* [Directions]:
Exactly repeat the full listing that follows.

Excerpt from a dataset:
#####
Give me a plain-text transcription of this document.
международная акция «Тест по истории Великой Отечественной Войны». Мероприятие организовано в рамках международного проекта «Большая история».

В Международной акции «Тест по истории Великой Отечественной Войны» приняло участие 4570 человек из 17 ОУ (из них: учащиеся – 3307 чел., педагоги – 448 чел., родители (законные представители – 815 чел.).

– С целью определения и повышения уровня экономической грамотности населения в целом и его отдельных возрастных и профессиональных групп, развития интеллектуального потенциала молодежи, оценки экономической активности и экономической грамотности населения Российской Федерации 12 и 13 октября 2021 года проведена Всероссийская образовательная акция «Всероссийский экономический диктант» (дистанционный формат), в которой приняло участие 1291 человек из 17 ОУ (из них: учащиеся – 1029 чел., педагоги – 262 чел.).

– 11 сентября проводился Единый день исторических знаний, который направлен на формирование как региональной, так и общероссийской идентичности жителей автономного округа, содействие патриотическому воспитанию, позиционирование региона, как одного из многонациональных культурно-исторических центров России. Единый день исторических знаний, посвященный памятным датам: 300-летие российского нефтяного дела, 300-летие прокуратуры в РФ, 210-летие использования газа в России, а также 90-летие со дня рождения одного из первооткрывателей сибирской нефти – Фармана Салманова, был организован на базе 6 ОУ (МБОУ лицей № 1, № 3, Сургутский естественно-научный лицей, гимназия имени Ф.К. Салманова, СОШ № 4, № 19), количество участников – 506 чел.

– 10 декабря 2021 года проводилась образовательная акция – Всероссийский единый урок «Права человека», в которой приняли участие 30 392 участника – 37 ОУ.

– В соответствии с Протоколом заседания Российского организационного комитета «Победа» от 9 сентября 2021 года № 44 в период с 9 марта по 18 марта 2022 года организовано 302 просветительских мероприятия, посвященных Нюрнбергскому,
#####
* [Reply to the exercise]:
Give me a plain-text transcription of this document.
международная акция «Тест по истории Великой Отечественной Войны». Мероприятие организовано в рамках международного проекта «Большая история».

В Международной акции «Тест по истории Великой Отечественной Войны» приняло участие 4570 человек из 17 ОУ (из них: учащиеся – 3307 чел., педагоги – 448 чел., родители (законные представители – 815 чел.).

– С целью определения и повышения уровня экономической грамотности населения в целом и его отдельных возрастных и профессиональных групп, развития интеллектуального потенциала молодежи, оценки экономической активности и экономической грамотности населения Российской Федерации 12 и 13 октября 2021 года проведена Всероссийская образовательная акция «Всероссийский экономический диктант» (дистанционный формат), в которой приняло участие 1291 человек из 17 ОУ (из них: учащиеся – 1029 чел., педагоги – 262 чел.).

– 11 сентября проводился Единый день исторических знаний, который направлен на формирование как региональной, так и общероссийской идентичности жителей автономного округа, содействие патриотическому воспитанию, позиционирование региона, как одного из многонациональных культурно-исторических центров России. Единый день исторических знаний, посвященный памятным датам: 300-летие российского нефтяного дела, 300-летие прокуратуры в РФ, 210-летие использования газа в России, а также 90-летие со дня рождения одного из первооткрывателей сибирской нефти – Фармана Салманова, был организован на базе 6 ОУ (МБОУ лицей № 1, № 3, Сургутский естественно-научный лицей, гимназия имени Ф.К. Салманова, СОШ № 4, № 19), количество участников – 506 чел.

– 10 декабря 2021 года проводилась образовательная акция – Всероссийский единый урок «Права человека», в которой приняли участие 30 392 участника – 37 ОУ.

– В соответствии с Протоколом заседания Российского организационного комитета «Победа» от 9 сентября 2021 года № 44 в период с 9 марта по 18 марта 2022 года организовано 302 просветительских мероприятия, посвященных Нюрнбергскому,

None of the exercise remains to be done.